• _Passage source_:
= = = = =
102. Il s’ensuit que cette partie de la requête doit être rejetée comme étant manifestement mal fondée conformément à l’article 35 §§ 3 et 4.

IV. SUR L’APPLICATION DE L’ARTICLE 41 DE LA CONVENTION

103. Aux termes de l’article 41 de la Convention,

« Si la Cour déclare qu’il y a eu violation de la Convention ou de ses Protocoles, et si le droit interne de la Haute Partie contractante ne permet d’effacer qu’imparfaitement les conséquences de cette violation, la Cour accorde à la partie lésée, s’il y a lieu, une satisfaction équitable. »

A. Dommage

104. Se prévalant de leur vulnérabilité en tant que famille avec des enfants et une femme enceinte, les requérants prétendent avoir subi un préjudice moral causé par le sentiment d’extrême angoisse et d’infériorité qu’ils ont ressenti pendant leur privation de liberté. Ils réclament 15 000 EUR chacun, y compris pour les mineurs membres de leur famille et qui ont été détenus avec eux.
= = = = =
Données enregistrées
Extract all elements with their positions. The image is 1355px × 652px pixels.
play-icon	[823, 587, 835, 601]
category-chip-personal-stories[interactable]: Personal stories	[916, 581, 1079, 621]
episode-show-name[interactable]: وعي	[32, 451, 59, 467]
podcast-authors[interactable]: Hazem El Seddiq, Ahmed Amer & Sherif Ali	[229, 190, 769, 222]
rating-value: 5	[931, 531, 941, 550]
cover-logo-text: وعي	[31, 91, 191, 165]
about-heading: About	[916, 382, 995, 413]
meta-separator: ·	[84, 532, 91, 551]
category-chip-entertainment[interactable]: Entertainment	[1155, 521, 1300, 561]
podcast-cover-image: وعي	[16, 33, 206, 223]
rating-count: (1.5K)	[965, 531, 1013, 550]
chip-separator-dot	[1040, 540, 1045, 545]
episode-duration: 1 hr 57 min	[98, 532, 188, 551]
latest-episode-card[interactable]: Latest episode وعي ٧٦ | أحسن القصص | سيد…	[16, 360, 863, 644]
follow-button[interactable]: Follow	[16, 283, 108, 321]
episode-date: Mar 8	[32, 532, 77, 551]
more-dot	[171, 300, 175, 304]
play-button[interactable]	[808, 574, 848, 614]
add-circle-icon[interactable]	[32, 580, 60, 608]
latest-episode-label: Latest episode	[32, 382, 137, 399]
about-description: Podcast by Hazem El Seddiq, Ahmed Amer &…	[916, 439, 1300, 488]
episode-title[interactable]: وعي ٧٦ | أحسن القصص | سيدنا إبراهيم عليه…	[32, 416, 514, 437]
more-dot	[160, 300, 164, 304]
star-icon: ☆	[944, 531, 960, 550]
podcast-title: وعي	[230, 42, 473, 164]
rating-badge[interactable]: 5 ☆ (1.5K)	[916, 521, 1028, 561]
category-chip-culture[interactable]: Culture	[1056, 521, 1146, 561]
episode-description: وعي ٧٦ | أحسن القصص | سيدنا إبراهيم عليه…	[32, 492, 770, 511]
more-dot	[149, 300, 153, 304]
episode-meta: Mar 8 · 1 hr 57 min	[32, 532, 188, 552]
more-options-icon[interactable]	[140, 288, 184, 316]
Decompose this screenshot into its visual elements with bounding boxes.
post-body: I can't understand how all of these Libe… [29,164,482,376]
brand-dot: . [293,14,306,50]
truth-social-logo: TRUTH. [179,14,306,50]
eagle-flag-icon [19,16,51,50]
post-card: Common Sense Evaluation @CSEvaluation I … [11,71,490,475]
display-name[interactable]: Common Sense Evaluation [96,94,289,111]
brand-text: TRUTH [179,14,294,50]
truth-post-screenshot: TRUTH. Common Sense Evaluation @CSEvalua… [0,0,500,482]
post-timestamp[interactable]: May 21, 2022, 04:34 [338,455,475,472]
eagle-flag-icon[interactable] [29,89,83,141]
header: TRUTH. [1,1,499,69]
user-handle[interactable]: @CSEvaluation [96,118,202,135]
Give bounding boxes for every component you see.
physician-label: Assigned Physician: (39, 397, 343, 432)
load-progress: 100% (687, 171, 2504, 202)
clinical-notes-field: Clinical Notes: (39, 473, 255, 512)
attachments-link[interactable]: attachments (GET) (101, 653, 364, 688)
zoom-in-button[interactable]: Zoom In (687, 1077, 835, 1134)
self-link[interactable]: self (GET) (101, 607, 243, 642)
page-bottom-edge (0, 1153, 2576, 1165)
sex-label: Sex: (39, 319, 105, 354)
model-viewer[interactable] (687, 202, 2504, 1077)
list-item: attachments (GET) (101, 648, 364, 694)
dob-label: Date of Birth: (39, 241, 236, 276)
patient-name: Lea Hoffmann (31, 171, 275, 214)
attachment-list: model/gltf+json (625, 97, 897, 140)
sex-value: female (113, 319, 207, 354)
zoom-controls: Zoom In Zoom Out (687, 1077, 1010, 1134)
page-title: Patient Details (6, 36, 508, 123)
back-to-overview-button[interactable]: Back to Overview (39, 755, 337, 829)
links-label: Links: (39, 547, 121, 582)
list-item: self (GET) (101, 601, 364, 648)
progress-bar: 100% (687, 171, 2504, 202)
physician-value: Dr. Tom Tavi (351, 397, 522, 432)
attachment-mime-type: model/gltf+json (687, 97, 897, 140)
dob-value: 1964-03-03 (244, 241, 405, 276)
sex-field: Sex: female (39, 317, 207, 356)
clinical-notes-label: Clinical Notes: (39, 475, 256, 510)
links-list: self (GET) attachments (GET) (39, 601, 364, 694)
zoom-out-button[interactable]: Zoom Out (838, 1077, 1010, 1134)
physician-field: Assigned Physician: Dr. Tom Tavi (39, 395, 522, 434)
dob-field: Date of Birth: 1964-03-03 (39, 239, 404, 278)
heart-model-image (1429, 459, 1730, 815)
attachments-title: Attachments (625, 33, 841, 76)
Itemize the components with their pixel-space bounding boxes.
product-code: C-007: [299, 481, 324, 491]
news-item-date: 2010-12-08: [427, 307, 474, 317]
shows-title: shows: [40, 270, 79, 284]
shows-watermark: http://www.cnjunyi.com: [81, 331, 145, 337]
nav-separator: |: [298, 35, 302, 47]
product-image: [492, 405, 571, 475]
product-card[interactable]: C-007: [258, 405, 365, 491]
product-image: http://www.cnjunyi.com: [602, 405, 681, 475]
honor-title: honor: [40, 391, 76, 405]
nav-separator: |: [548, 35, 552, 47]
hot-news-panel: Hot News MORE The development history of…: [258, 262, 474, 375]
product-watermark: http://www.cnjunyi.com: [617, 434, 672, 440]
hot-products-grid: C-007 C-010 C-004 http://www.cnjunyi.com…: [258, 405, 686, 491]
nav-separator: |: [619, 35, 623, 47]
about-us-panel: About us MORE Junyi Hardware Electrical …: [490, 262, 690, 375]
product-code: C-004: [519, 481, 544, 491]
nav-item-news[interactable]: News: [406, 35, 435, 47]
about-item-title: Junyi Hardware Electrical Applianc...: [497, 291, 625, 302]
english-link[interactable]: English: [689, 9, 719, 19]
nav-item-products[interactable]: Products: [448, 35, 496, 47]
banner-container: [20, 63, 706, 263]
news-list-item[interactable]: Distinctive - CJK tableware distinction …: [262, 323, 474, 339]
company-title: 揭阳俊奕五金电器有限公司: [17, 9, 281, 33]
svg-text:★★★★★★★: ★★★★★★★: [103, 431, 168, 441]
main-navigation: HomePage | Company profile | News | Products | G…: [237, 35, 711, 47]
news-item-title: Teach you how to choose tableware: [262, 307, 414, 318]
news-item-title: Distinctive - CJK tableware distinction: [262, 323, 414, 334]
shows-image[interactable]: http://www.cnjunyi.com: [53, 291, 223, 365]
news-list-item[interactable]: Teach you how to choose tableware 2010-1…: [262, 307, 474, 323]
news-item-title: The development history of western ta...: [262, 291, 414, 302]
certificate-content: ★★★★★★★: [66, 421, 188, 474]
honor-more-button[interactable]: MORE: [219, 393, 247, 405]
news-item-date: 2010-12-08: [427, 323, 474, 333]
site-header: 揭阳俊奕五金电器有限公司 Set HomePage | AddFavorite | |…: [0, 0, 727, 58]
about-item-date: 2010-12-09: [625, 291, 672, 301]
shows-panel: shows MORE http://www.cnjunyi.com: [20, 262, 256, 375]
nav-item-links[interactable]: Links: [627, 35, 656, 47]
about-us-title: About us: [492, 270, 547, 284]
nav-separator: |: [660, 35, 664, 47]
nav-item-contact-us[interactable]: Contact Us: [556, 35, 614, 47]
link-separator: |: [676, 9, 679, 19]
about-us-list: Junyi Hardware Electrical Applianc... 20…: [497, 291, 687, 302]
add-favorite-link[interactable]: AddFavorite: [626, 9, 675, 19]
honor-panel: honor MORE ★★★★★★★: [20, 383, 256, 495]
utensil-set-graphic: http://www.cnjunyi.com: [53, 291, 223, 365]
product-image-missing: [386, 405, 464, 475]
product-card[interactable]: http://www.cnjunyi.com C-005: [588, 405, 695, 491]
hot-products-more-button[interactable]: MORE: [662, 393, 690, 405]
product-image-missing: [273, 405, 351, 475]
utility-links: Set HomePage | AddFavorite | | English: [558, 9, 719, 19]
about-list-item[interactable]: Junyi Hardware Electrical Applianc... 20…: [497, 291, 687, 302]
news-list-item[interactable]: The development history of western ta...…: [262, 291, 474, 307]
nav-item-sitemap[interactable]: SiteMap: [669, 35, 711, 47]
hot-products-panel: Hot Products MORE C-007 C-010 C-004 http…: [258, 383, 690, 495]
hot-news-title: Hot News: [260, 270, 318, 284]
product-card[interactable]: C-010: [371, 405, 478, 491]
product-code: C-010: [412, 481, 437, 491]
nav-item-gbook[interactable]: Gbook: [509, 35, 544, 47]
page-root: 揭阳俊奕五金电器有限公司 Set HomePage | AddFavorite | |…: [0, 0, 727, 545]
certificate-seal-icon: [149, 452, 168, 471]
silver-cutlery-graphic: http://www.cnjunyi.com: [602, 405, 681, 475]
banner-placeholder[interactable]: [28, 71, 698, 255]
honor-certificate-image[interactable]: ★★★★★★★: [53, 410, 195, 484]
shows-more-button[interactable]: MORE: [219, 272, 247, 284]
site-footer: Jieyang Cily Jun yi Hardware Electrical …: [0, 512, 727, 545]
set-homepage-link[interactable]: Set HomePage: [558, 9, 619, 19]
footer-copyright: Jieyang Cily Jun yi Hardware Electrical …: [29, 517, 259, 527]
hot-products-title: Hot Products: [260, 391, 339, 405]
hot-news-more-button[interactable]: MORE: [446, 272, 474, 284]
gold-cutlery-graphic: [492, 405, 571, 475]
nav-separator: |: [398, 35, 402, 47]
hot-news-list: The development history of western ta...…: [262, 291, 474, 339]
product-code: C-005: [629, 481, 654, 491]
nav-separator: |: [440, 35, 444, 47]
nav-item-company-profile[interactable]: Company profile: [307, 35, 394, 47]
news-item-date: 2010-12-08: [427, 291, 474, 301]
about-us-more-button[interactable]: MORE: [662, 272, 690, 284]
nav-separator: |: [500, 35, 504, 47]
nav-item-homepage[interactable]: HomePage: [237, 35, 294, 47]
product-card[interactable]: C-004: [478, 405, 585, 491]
= = = = =
• _Objectif de l'exercice_: Relevez l'ensemble des numéros de paragraphe que comporte le passage source, dans leur ordre d'apparition. Veuillez vous fonder uniquement sur le passage source.

• _Résultat de la tâche_: 102, 103, 104